**The data**

## Start

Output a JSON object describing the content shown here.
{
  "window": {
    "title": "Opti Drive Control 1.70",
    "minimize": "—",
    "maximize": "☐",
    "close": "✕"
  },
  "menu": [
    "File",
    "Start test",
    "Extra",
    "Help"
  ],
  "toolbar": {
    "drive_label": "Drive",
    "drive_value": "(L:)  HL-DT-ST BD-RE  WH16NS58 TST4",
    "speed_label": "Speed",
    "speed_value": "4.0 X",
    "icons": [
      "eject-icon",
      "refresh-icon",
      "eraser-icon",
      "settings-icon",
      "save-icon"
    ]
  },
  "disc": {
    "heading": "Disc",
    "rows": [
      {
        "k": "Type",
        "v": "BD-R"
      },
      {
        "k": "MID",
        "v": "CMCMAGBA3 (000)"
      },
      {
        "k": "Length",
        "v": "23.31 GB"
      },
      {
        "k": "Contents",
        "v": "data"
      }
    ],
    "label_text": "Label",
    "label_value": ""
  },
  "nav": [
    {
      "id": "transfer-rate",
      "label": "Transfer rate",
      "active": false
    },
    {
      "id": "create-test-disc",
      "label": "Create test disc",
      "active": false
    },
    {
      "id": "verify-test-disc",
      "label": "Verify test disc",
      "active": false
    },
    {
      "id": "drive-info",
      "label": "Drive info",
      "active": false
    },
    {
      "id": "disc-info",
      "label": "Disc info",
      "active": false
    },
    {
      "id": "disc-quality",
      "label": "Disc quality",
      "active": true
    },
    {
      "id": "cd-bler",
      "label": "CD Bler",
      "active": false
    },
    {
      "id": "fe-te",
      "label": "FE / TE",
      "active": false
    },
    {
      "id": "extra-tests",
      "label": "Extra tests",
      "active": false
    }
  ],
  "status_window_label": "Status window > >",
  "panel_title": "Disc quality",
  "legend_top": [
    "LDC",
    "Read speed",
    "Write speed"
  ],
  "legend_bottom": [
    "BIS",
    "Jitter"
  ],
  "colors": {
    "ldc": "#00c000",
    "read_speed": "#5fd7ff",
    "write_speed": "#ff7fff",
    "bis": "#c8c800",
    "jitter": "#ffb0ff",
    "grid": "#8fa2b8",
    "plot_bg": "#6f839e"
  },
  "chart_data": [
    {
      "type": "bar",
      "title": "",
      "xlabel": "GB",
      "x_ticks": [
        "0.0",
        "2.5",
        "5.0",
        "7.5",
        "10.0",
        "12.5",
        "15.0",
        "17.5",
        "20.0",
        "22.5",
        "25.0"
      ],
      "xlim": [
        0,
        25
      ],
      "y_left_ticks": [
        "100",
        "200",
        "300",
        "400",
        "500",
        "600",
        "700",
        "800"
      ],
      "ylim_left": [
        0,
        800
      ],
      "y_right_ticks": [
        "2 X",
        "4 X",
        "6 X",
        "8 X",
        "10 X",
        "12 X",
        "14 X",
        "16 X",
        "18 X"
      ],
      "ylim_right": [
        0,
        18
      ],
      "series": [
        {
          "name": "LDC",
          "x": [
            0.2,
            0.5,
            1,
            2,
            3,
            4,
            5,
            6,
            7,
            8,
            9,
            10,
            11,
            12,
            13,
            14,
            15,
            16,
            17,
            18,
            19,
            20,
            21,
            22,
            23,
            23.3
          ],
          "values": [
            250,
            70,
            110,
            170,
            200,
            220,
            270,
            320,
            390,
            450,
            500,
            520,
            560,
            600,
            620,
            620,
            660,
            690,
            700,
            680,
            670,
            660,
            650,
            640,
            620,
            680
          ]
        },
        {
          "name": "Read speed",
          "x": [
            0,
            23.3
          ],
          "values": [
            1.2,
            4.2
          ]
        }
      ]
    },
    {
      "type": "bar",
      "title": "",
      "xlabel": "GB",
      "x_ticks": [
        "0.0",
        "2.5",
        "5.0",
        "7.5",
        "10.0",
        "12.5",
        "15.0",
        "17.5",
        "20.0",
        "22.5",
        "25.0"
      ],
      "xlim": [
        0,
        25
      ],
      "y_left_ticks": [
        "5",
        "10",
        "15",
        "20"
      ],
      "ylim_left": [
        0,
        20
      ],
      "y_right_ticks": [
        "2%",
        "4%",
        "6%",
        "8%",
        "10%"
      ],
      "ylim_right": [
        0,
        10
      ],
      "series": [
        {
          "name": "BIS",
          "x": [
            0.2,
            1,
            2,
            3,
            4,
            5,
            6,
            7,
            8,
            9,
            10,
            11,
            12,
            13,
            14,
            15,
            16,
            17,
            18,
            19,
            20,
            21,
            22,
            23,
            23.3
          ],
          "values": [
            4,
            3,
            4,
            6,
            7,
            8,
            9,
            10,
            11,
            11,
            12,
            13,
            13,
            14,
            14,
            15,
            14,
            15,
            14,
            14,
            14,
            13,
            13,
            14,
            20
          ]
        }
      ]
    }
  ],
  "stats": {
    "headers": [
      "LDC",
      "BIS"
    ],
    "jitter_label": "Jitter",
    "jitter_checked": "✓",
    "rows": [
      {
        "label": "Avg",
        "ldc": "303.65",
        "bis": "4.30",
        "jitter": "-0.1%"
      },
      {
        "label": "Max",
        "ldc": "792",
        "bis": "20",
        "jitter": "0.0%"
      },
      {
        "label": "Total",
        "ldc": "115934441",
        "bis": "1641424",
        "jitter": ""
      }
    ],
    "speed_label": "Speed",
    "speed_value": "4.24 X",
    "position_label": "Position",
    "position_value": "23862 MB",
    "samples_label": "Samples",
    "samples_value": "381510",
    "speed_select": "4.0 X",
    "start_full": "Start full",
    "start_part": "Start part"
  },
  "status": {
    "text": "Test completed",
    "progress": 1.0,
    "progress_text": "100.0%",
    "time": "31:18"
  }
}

## End

**Task statement**
The listing above must be transcribed exactly, line by line.

**Response to the task**
Output a JSON object describing the content shown here.
{
  "window": {
    "title": "Opti Drive Control 1.70",
    "minimize": "—",
    "maximize": "☐",
    "close": "✕"
  },
  "menu": [
    "File",
    "Start test",
    "Extra",
    "Help"
  ],
  "toolbar": {
    "drive_label": "Drive",
    "drive_value": "(L:)  HL-DT-ST BD-RE  WH16NS58 TST4",
    "speed_label": "Speed",
    "speed_value": "4.0 X",
    "icons": [
      "eject-icon",
      "refresh-icon",
      "eraser-icon",
      "settings-icon",
      "save-icon"
    ]
  },
  "disc": {
    "heading": "Disc",
    "rows": [
      {
        "k": "Type",
        "v": "BD-R"
      },
      {
        "k": "MID",
        "v": "CMCMAGBA3 (000)"
      },
      {
        "k": "Length",
        "v": "23.31 GB"
      },
      {
        "k": "Contents",
        "v": "data"
      }
    ],
    "label_text": "Label",
    "label_value": ""
  },
  "nav": [
    {
      "id": "transfer-rate",
      "label": "Transfer rate",
      "active": false
    },
    {
      "id": "create-test-disc",
      "label": "Create test disc",
      "active": false
    },
    {
      "id": "verify-test-disc",
      "label": "Verify test disc",
      "active": false
    },
    {
      "id": "drive-info",
      "label": "Drive info",
      "active": false
    },
    {
      "id": "disc-info",
      "label": "Disc info",
      "active": false
    },
    {
      "id": "disc-quality",
      "label": "Disc quality",
      "active": true
    },
    {
      "id": "cd-bler",
      "label": "CD Bler",
      "active": false
    },
    {
      "id": "fe-te",
      "label": "FE / TE",
      "active": false
    },
    {
      "id": "extra-tests",
      "label": "Extra tests",
      "active": false
    }
  ],
  "status_window_label": "Status window > >",
  "panel_title": "Disc quality",
  "legend_top": [
    "LDC",
    "Read speed",
    "Write speed"
  ],
  "legend_bottom": [
    "BIS",
    "Jitter"
  ],
  "colors": {
    "ldc": "#00c000",
    "read_speed": "#5fd7ff",
    "write_speed": "#ff7fff",
    "bis": "#c8c800",
    "jitter": "#ffb0ff",
    "grid": "#8fa2b8",
    "plot_bg": "#6f839e"
  },
  "chart_data": [
    {
      "type": "bar",
      "title": "",
      "xlabel": "GB",
      "x_ticks": [
        "0.0",
        "2.5",
        "5.0",
        "7.5",
        "10.0",
        "12.5",
        "15.0",
        "17.5",
        "20.0",
        "22.5",
        "25.0"
      ],
      "xlim": [
        0,
        25
      ],
      "y_left_ticks": [
        "100",
        "200",
        "300",
        "400",
        "500",
        "600",
        "700",
        "800"
      ],
      "ylim_left": [
        0,
        800
      ],
      "y_right_ticks": [
        "2 X",
        "4 X",
        "6 X",
        "8 X",
        "10 X",
        "12 X",
        "14 X",
        "16 X",
        "18 X"
      ],
      "ylim_right": [
        0,
        18
      ],
      "series": [
        {
          "name": "LDC",
          "x": [
            0.2,
            0.5,
            1,
            2,
            3,
            4,
            5,
            6,
            7,
            8,
            9,
            10,
            11,
            12,
            13,
            14,
            15,
            16,
            17,
            18,
            19,
            20,
            21,
            22,
            23,
            23.3
          ],
          "values": [
            250,
            70,
            110,
            170,
            200,
            220,
            270,
            320,
            390,
            450,
            500,
            520,
            560,
            600,
            620,
            620,
            660,
            690,
            700,
            680,
            670,
            660,
            650,
            640,
            620,
            680
          ]
        },
        {
          "name": "Read speed",
          "x": [
            0,
            23.3
          ],
          "values": [
            1.2,
            4.2
          ]
        }
      ]
    },
    {
      "type": "bar",
      "title": "",
      "xlabel": "GB",
      "x_ticks": [
        "0.0",
        "2.5",
        "5.0",
        "7.5",
        "10.0",
        "12.5",
        "15.0",
        "17.5",
        "20.0",
        "22.5",
        "25.0"
      ],
      "xlim": [
        0,
        25
      ],
      "y_left_ticks": [
        "5",
        "10",
        "15",
        "20"
      ],
      "ylim_left": [
        0,
        20
      ],
      "y_right_ticks": [
        "2%",
        "4%",
        "6%",
        "8%",
        "10%"
      ],
      "ylim_right": [
        0,
        10
      ],
      "series": [
        {
          "name": "BIS",
          "x": [
            0.2,
            1,
            2,
            3,
            4,
            5,
            6,
            7,
            8,
            9,
            10,
            11,
            12,
            13,
            14,
            15,
            16,
            17,
            18,
            19,
            20,
            21,
            22,
            23,
            23.3
          ],
          "values": [
            4,
            3,
            4,
            6,
            7,
            8,
            9,
            10,
            11,
            11,
            12,
            13,
            13,
            14,
            14,
            15,
            14,
            15,
            14,
            14,
            14,
            13,
            13,
            14,
            20
          ]
        }
      ]
    }
  ],
  "stats": {
    "headers": [
      "LDC",
      "BIS"
    ],
    "jitter_label": "Jitter",
    "jitter_checked": "✓",
    "rows": [
      {
        "label": "Avg",
        "ldc": "303.65",
        "bis": "4.30",
        "jitter": "-0.1%"
      },
      {
        "label": "Max",
        "ldc": "792",
        "bis": "20",
        "jitter": "0.0%"
      },
      {
        "label": "Total",
        "ldc": "115934441",
        "bis": "1641424",
        "jitter": ""
      }
    ],
    "speed_label": "Speed",
    "speed_value": "4.24 X",
    "position_label": "Position",
    "position_value": "23862 MB",
    "samples_label": "Samples",
    "samples_value": "381510",
    "speed_select": "4.0 X",
    "start_full": "Start full",
    "start_part": "Start part"
  },
  "status": {
    "text": "Test completed",
    "progress": 1.0,
    "progress_text": "100.0%",
    "time": "31:18"
  }
}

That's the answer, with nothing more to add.